◆ **Exercise brief**
Skip the images and copy each record exactly as written.
━━━━━━━━
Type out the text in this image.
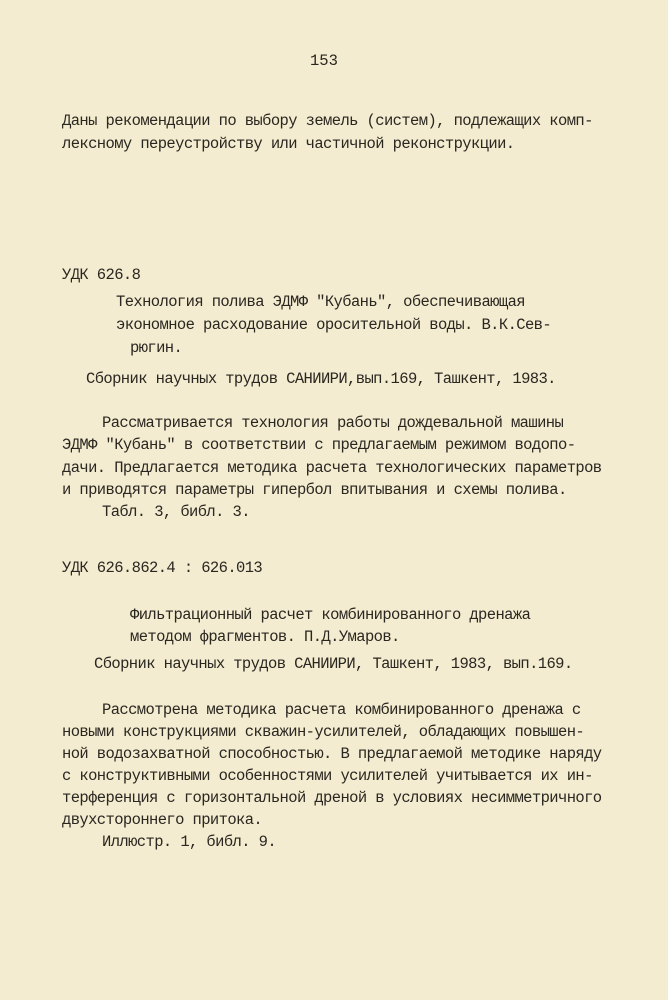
153
Даны рекомендации по выбору земель (систем), подлежащих комп-
лексному переустройству или частичной реконструкции.
УДК 626.8
Технология полива ЭДМФ "Кубань", обеспечивающая
экономное расходование оросительной воды. В.К.Сев-
рюгин.
Сборник научных трудов САНИИРИ,вып.169, Ташкент, 1983.
Рассматривается технология работы дождевальной машины
ЭДМФ "Кубань" в соответствии с предлагаемым режимом водопо-
дачи. Предлагается методика расчета технологических параметров
и приводятся параметры гипербол впитывания и схемы полива.
Табл. 3, библ. 3.
УДК 626.862.4 : 626.013
Фильтрационный расчет комбинированного дренажа
методом фрагментов. П.Д.Умаров.
Сборник научных трудов САНИИРИ, Ташкент, 1983, вып.169.
Рассмотрена методика расчета комбинированного дренажа с
новыми конструкциями скважин-усилителей, обладающих повышен-
ной водозахватной способностью. В предлагаемой методике наряду
с конструктивными особенностями усилителей учитывается их ин-
терференция с горизонтальной дреной в условиях несимметричного
двухстороннего притока.
Иллюстр. 1, библ. 9.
━━━━━━━━
◆ **The reply**
Type out the text in this image.
153
Даны рекомендации по выбору земель (систем), подлежащих комп-
лексному переустройству или частичной реконструкции.
УДК 626.8
Технология полива ЭДМФ "Кубань", обеспечивающая
экономное расходование оросительной воды. В.К.Сев-
рюгин.
Сборник научных трудов САНИИРИ,вып.169, Ташкент, 1983.
Рассматривается технология работы дождевальной машины
ЭДМФ "Кубань" в соответствии с предлагаемым режимом водопо-
дачи. Предлагается методика расчета технологических параметров
и приводятся параметры гипербол впитывания и схемы полива.
Табл. 3, библ. 3.
УДК 626.862.4 : 626.013
Фильтрационный расчет комбинированного дренажа
методом фрагментов. П.Д.Умаров.
Сборник научных трудов САНИИРИ, Ташкент, 1983, вып.169.
Рассмотрена методика расчета комбинированного дренажа с
новыми конструкциями скважин-усилителей, обладающих повышен-
ной водозахватной способностью. В предлагаемой методике наряду
с конструктивными особенностями усилителей учитывается их ин-
терференция с горизонтальной дреной в условиях несимметричного
двухстороннего притока.
Иллюстр. 1, библ. 9.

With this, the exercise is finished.